** WHAT IS BEING ASKED **
The listing must be reproduced in full, exactly as it stands.

start DATA IN THIS EXERCISE

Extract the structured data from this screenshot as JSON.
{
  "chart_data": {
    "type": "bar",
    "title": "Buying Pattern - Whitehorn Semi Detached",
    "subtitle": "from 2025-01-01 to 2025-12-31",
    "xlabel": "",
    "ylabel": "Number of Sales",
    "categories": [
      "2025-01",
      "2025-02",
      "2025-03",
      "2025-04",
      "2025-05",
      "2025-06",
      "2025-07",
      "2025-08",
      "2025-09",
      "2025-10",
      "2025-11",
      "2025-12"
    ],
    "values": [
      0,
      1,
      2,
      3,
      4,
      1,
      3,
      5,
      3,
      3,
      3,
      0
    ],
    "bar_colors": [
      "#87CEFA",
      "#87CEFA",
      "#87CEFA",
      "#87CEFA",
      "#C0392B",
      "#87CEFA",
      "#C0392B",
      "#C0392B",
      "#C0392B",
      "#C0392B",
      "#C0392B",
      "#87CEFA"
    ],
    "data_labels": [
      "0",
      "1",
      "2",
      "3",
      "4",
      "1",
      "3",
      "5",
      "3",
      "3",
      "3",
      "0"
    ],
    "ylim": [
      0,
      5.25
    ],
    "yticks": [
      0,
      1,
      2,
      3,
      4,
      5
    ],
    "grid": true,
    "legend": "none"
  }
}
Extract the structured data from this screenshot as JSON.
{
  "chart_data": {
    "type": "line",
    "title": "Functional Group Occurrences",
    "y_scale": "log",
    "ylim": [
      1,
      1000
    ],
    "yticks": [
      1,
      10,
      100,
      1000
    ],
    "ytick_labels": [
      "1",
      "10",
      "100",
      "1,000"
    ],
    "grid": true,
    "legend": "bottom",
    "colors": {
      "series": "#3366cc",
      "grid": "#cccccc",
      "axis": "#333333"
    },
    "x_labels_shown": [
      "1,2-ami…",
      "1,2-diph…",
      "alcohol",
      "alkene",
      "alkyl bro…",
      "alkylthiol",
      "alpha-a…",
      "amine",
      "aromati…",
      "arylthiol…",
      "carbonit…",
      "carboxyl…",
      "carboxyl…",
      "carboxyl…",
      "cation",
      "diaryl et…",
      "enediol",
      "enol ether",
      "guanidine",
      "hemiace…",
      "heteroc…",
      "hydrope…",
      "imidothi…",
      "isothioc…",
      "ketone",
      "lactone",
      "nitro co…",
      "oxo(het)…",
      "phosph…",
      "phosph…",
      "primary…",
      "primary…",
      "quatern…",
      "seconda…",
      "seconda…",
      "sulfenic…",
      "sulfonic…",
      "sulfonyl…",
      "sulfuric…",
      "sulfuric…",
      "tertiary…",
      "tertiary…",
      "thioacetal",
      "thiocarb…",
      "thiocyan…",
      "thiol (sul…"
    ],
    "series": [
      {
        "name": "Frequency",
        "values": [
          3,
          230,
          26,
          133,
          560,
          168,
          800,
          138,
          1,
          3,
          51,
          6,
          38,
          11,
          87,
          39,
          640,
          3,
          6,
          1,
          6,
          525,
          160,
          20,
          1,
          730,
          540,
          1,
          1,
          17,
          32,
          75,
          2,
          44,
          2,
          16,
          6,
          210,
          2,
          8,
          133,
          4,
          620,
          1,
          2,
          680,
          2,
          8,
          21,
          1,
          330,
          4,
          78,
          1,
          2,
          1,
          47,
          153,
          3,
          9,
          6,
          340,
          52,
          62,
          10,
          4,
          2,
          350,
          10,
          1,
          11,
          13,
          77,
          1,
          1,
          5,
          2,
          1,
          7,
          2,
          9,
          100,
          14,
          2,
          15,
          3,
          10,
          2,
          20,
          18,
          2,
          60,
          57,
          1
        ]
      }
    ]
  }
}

end DATA IN THIS EXERCISE

** RIGHT ANSWER **
Extract the structured data from this screenshot as JSON.
{
  "chart_data": {
    "type": "bar",
    "title": "Buying Pattern - Whitehorn Semi Detached",
    "subtitle": "from 2025-01-01 to 2025-12-31",
    "xlabel": "",
    "ylabel": "Number of Sales",
    "categories": [
      "2025-01",
      "2025-02",
      "2025-03",
      "2025-04",
      "2025-05",
      "2025-06",
      "2025-07",
      "2025-08",
      "2025-09",
      "2025-10",
      "2025-11",
      "2025-12"
    ],
    "values": [
      0,
      1,
      2,
      3,
      4,
      1,
      3,
      5,
      3,
      3,
      3,
      0
    ],
    "bar_colors": [
      "#87CEFA",
      "#87CEFA",
      "#87CEFA",
      "#87CEFA",
      "#C0392B",
      "#87CEFA",
      "#C0392B",
      "#C0392B",
      "#C0392B",
      "#C0392B",
      "#C0392B",
      "#87CEFA"
    ],
    "data_labels": [
      "0",
      "1",
      "2",
      "3",
      "4",
      "1",
      "3",
      "5",
      "3",
      "3",
      "3",
      "0"
    ],
    "ylim": [
      0,
      5.25
    ],
    "yticks": [
      0,
      1,
      2,
      3,
      4,
      5
    ],
    "grid": true,
    "legend": "none"
  }
}
Extract the structured data from this screenshot as JSON.
{
  "chart_data": {
    "type": "line",
    "title": "Functional Group Occurrences",
    "y_scale": "log",
    "ylim": [
      1,
      1000
    ],
    "yticks": [
      1,
      10,
      100,
      1000
    ],
    "ytick_labels": [
      "1",
      "10",
      "100",
      "1,000"
    ],
    "grid": true,
    "legend": "bottom",
    "colors": {
      "series": "#3366cc",
      "grid": "#cccccc",
      "axis": "#333333"
    },
    "x_labels_shown": [
      "1,2-ami…",
      "1,2-diph…",
      "alcohol",
      "alkene",
      "alkyl bro…",
      "alkylthiol",
      "alpha-a…",
      "amine",
      "aromati…",
      "arylthiol…",
      "carbonit…",
      "carboxyl…",
      "carboxyl…",
      "carboxyl…",
      "cation",
      "diaryl et…",
      "enediol",
      "enol ether",
      "guanidine",
      "hemiace…",
      "heteroc…",
      "hydrope…",
      "imidothi…",
      "isothioc…",
      "ketone",
      "lactone",
      "nitro co…",
      "oxo(het)…",
      "phosph…",
      "phosph…",
      "primary…",
      "primary…",
      "quatern…",
      "seconda…",
      "seconda…",
      "sulfenic…",
      "sulfonic…",
      "sulfonyl…",
      "sulfuric…",
      "sulfuric…",
      "tertiary…",
      "tertiary…",
      "thioacetal",
      "thiocarb…",
      "thiocyan…",
      "thiol (sul…"
    ],
    "series": [
      {
        "name": "Frequency",
        "values": [
          3,
          230,
          26,
          133,
          560,
          168,
          800,
          138,
          1,
          3,
          51,
          6,
          38,
          11,
          87,
          39,
          640,
          3,
          6,
          1,
          6,
          525,
          160,
          20,
          1,
          730,
          540,
          1,
          1,
          17,
          32,
          75,
          2,
          44,
          2,
          16,
          6,
          210,
          2,
          8,
          133,
          4,
          620,
          1,
          2,
          680,
          2,
          8,
          21,
          1,
          330,
          4,
          78,
          1,
          2,
          1,
          47,
          153,
          3,
          9,
          6,
          340,
          52,
          62,
          10,
          4,
          2,
          350,
          10,
          1,
          11,
          13,
          77,
          1,
          1,
          5,
          2,
          1,
          7,
          2,
          9,
          100,
          14,
          2,
          15,
          3,
          10,
          2,
          20,
          18,
          2,
          60,
          57,
          1
        ]
      }
    ]
  }
}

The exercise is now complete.